[Data items]

········

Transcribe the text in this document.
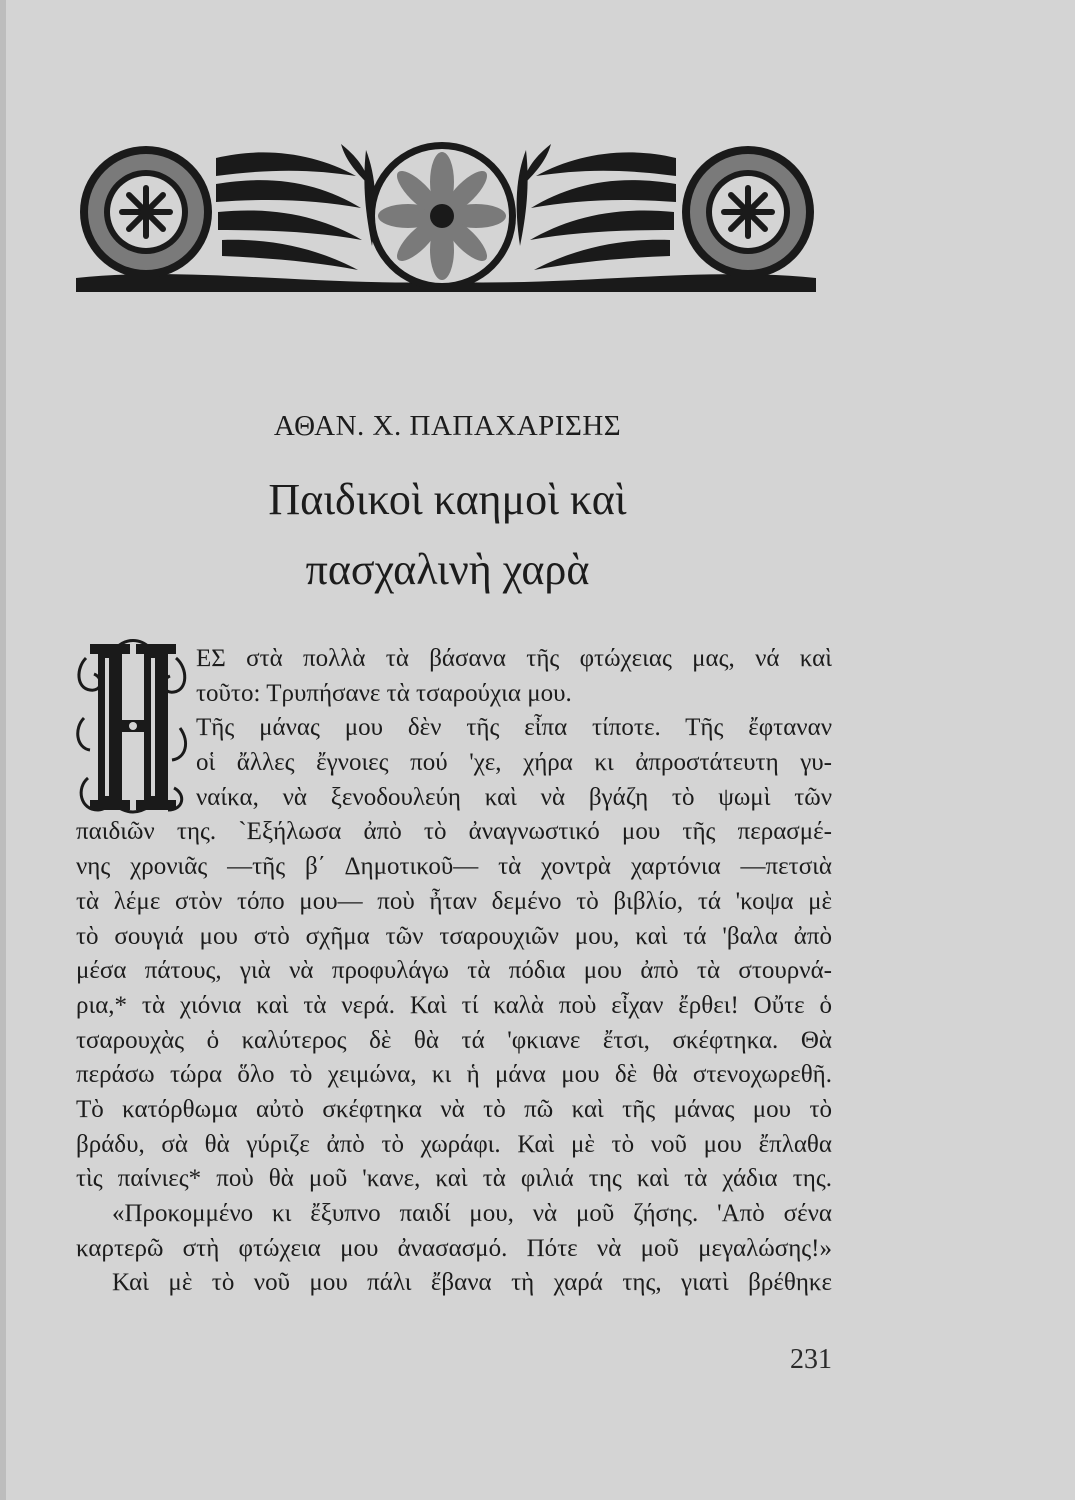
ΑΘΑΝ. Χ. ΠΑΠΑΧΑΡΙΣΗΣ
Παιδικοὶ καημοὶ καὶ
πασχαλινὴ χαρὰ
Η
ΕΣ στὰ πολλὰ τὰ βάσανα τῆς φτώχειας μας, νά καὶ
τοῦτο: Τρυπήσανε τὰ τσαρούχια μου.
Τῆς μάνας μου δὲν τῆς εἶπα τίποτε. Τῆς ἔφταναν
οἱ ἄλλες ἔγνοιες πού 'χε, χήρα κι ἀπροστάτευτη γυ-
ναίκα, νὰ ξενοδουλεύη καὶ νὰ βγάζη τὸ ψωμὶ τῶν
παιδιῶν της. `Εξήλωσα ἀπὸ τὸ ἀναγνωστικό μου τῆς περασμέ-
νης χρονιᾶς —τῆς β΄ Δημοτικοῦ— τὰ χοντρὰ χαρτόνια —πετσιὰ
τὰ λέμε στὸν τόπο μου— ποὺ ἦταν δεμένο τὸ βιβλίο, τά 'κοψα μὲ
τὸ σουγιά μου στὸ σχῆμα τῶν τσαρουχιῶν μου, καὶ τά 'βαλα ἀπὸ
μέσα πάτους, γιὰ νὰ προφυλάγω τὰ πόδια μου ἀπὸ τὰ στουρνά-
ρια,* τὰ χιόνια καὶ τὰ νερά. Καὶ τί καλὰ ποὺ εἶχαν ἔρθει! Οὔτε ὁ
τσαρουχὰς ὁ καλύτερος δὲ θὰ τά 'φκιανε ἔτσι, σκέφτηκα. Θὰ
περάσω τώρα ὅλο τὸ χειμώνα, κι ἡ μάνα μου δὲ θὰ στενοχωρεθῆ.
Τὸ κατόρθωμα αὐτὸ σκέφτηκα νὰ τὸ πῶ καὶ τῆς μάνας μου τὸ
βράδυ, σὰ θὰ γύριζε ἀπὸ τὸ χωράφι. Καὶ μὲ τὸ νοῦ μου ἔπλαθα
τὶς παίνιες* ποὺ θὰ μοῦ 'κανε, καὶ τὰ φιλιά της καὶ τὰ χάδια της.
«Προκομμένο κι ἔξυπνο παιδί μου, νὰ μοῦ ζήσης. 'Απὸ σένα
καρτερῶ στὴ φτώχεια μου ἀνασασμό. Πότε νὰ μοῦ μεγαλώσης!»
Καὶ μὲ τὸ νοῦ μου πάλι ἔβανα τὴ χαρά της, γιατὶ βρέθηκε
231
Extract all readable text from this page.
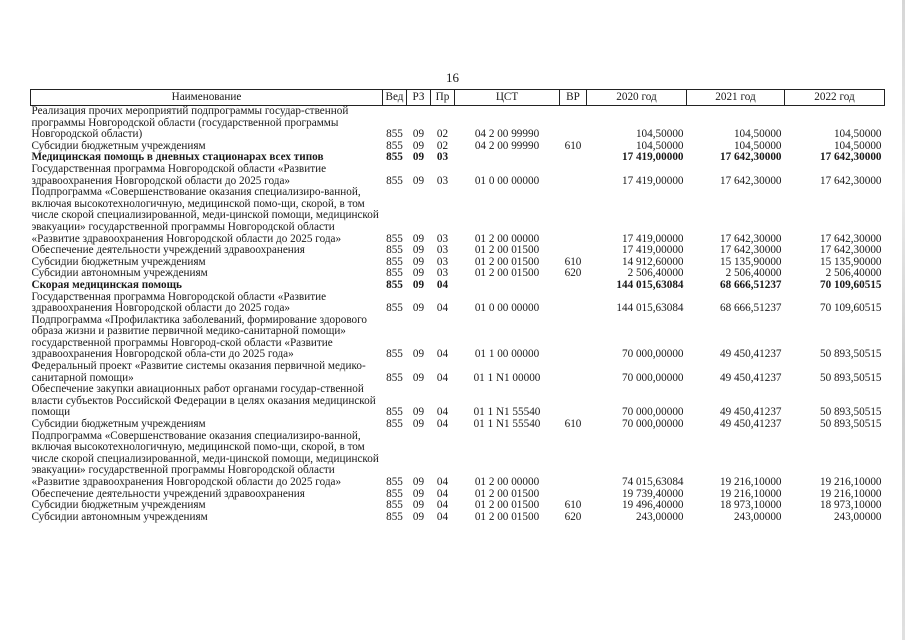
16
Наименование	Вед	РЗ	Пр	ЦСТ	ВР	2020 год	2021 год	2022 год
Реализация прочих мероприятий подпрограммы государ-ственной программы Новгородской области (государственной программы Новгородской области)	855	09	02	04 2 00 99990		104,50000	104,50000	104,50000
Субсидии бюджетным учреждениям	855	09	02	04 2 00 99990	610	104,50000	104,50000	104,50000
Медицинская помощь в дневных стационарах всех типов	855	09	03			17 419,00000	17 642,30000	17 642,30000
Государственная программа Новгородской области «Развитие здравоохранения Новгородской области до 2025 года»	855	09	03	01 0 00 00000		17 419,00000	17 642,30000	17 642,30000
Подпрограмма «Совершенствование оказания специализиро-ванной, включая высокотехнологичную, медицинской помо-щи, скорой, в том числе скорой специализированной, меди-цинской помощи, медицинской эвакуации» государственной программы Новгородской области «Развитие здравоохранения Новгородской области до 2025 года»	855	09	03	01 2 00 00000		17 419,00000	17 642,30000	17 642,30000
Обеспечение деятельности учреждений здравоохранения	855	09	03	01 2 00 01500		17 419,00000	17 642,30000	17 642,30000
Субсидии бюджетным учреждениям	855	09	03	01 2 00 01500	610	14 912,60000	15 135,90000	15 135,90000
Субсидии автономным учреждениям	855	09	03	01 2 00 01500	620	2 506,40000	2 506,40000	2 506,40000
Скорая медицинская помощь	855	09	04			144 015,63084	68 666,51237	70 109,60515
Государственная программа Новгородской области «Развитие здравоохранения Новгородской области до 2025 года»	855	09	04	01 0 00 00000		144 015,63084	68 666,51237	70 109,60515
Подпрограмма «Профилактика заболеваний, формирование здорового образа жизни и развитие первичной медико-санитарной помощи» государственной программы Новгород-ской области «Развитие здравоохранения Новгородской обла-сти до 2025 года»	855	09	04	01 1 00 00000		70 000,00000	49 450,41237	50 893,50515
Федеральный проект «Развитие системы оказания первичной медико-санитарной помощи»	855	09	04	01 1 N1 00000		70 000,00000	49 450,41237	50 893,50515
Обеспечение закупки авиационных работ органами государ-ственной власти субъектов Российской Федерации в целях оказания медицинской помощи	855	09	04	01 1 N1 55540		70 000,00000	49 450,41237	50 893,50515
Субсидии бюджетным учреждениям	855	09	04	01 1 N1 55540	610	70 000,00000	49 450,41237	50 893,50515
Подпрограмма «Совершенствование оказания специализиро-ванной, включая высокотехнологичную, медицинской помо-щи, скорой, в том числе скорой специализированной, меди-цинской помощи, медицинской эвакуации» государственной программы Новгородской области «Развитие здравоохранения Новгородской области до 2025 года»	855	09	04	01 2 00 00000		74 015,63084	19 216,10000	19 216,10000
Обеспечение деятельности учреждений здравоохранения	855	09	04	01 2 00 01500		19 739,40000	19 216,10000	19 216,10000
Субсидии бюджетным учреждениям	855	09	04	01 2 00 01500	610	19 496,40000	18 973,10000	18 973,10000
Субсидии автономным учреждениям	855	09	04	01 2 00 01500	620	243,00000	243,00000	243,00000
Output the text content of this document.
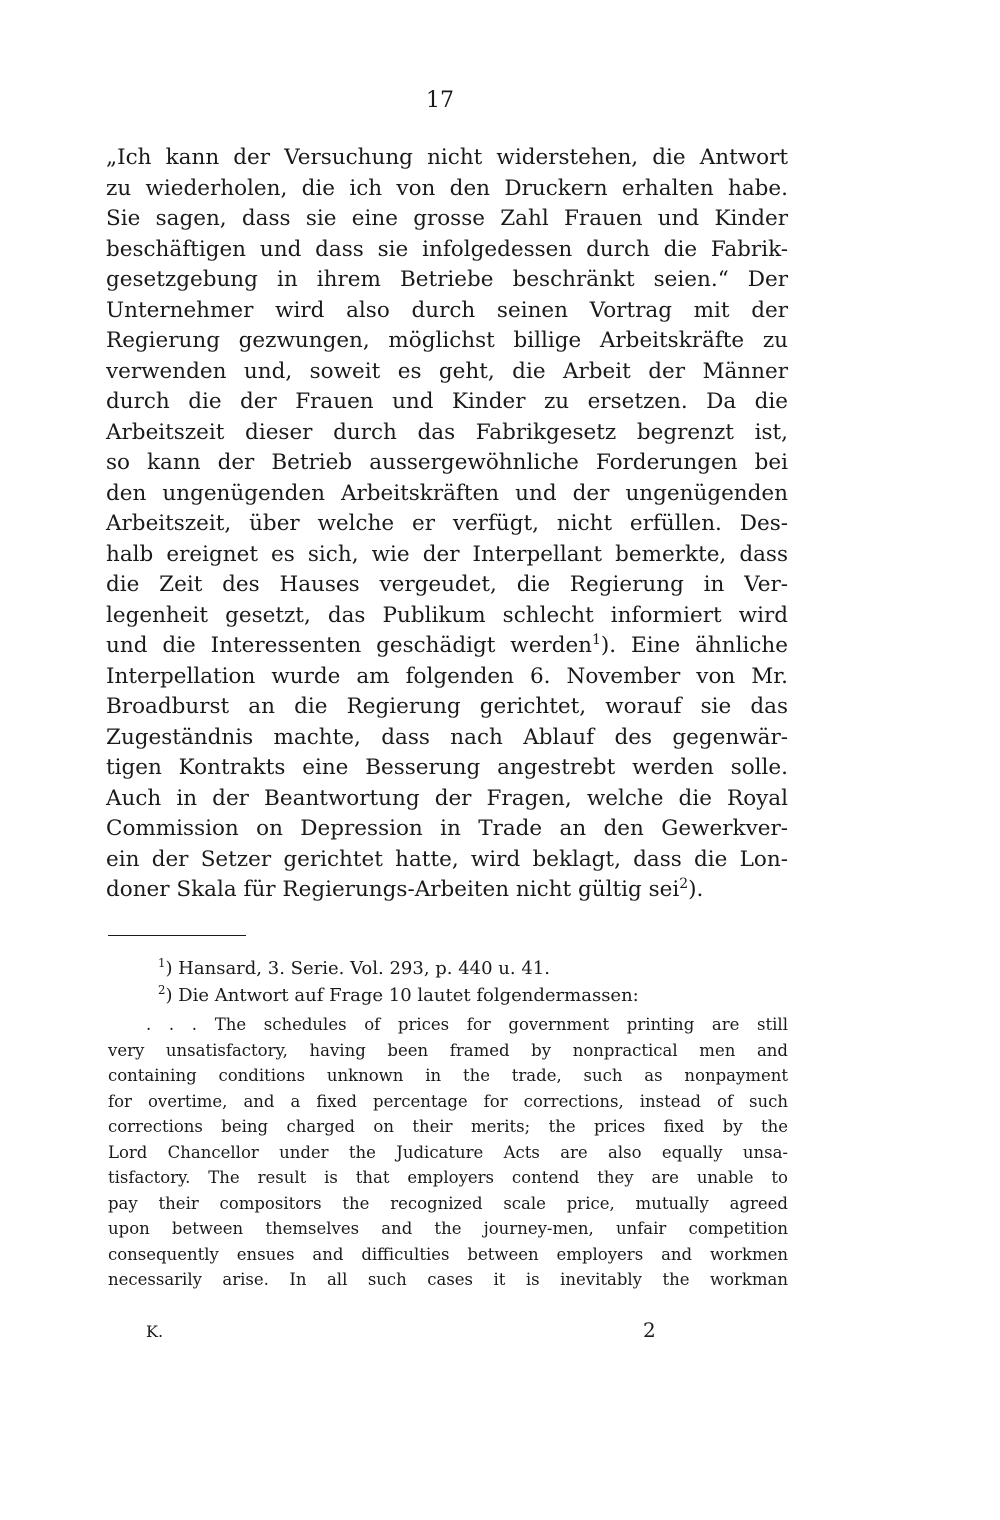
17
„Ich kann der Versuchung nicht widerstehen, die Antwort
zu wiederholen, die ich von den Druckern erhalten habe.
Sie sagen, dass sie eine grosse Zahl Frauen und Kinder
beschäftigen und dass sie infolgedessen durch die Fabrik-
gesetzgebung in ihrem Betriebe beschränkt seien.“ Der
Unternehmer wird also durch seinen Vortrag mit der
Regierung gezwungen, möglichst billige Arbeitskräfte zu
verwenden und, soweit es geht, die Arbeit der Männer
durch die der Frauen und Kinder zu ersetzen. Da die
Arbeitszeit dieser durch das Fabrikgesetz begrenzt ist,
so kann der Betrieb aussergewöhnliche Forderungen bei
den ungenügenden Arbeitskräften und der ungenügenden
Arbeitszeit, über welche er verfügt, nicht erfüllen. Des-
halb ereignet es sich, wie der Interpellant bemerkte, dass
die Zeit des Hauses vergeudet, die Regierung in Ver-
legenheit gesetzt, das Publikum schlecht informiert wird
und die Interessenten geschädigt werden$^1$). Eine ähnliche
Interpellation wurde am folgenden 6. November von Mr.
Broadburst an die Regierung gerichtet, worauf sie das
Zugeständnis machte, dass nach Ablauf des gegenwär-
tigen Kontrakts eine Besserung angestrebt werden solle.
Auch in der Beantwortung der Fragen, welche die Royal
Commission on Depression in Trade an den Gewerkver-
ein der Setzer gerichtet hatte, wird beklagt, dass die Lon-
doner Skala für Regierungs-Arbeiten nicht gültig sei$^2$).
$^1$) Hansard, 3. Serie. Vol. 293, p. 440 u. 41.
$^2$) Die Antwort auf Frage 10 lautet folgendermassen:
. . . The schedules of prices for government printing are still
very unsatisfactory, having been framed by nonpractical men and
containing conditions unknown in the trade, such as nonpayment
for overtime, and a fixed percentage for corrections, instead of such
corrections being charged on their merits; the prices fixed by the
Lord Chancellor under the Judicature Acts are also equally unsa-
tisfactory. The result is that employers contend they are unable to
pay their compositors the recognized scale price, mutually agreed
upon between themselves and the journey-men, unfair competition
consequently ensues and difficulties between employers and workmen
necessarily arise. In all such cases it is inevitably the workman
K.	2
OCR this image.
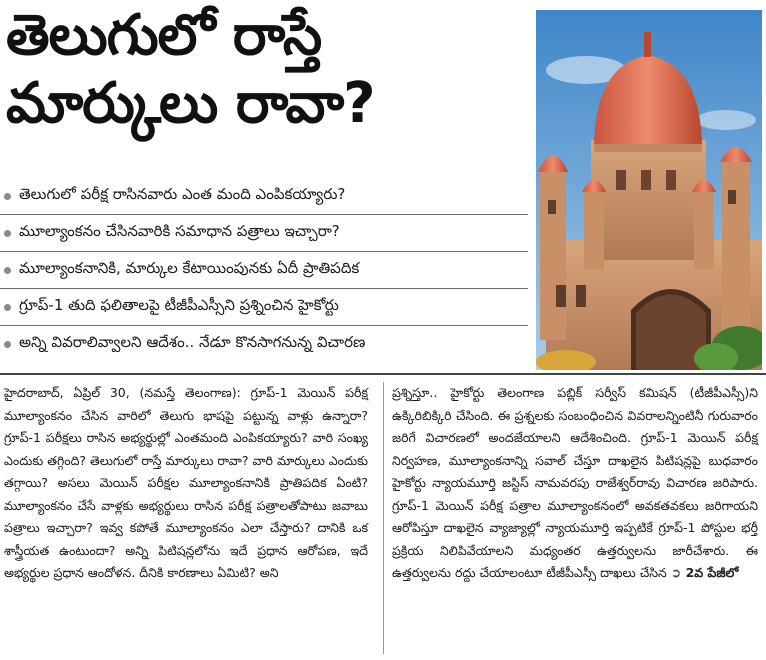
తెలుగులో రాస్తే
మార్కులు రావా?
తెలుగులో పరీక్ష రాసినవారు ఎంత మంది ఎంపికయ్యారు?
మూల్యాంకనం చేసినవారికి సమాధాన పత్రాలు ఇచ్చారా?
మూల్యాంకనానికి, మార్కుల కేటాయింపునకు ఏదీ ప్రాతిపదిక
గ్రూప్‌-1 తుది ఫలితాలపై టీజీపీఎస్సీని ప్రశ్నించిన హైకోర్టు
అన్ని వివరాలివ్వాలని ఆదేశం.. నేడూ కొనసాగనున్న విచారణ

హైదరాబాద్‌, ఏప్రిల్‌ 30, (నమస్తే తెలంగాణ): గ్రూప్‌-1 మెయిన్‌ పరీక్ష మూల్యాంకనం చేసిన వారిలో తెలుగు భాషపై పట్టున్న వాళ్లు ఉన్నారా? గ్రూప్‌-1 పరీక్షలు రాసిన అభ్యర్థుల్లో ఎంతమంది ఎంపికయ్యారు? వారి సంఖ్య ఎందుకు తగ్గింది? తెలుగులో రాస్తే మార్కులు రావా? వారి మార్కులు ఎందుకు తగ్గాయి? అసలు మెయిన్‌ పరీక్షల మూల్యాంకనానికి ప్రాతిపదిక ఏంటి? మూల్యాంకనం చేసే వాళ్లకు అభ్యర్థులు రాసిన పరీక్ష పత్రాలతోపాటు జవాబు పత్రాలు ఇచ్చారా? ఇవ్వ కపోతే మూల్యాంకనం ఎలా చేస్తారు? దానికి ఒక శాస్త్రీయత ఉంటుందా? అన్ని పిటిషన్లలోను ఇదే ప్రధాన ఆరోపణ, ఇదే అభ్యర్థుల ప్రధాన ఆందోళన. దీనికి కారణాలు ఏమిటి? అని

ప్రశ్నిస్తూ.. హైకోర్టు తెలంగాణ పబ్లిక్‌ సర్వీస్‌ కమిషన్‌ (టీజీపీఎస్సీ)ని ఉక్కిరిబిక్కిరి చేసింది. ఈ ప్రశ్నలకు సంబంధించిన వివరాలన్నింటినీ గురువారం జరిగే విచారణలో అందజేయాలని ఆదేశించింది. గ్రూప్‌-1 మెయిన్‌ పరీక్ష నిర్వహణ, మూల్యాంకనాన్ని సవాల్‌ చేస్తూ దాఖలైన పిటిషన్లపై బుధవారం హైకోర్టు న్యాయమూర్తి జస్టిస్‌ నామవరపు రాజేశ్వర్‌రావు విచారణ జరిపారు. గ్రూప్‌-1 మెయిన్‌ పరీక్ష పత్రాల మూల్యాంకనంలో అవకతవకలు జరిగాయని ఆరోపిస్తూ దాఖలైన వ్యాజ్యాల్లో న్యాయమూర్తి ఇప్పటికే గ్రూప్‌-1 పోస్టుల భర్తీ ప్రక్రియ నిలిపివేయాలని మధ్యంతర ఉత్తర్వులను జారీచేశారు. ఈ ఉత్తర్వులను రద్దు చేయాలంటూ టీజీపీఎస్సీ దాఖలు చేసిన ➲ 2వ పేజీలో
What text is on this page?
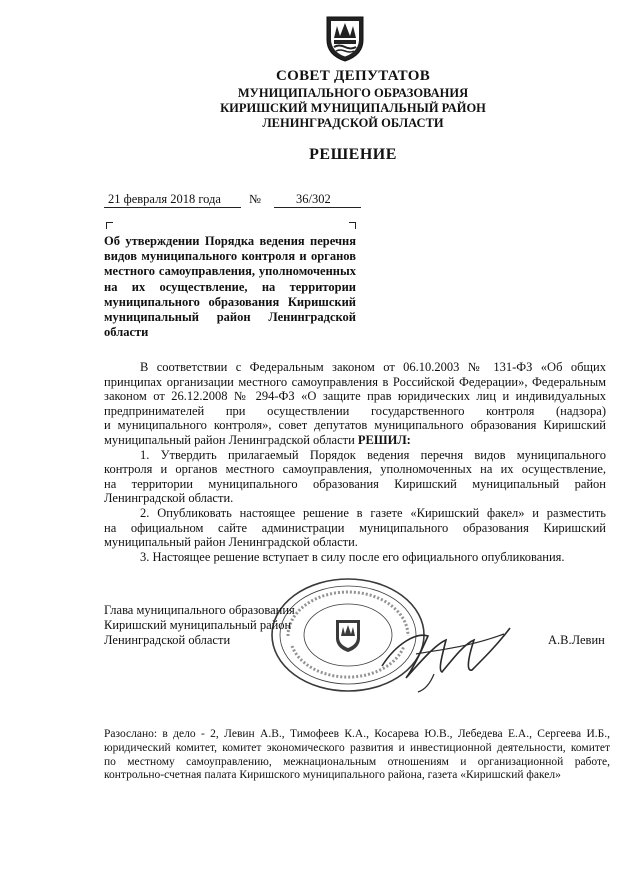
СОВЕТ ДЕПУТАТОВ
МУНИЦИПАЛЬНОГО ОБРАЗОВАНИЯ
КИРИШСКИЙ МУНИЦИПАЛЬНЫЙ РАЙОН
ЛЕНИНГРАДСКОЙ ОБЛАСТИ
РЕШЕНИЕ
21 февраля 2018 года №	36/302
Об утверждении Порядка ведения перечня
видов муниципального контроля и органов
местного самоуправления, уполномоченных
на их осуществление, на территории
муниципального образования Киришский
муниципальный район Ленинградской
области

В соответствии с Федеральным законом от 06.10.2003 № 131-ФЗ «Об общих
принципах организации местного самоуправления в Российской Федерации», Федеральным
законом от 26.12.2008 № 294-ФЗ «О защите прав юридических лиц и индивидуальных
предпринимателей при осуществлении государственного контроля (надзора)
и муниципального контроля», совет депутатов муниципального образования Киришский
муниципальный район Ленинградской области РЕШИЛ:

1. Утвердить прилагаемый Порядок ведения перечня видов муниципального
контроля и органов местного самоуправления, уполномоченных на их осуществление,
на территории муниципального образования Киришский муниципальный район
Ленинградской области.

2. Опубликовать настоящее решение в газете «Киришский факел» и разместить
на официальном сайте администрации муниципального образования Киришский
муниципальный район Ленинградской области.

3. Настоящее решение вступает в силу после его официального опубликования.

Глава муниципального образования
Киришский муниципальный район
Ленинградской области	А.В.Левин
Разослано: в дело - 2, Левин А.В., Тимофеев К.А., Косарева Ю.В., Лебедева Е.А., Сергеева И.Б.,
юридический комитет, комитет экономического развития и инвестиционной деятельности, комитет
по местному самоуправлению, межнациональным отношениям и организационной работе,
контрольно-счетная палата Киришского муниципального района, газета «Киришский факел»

········

• **TO DO**: Search the data above for the word "первичной", then gather each line in which it appears.

• **RESPONSE TO THE TASK**:
Подпрограмма «Профилактика заболеваний, формирование здорового образа жизни и развитие первичной медико-санитарной помощи» государственной программы Новгород-ской области «Развитие здравоохранения Новгородской обла-сти до 2025 года»	855	09	04	01 1 00 00000		70 000,00000	49 450,41237	50 893,50515
Федеральный проект «Развитие системы оказания первичной медико-санитарной помощи»	855	09	04	01 1 N1 00000		70 000,00000	49 450,41237	50 893,50515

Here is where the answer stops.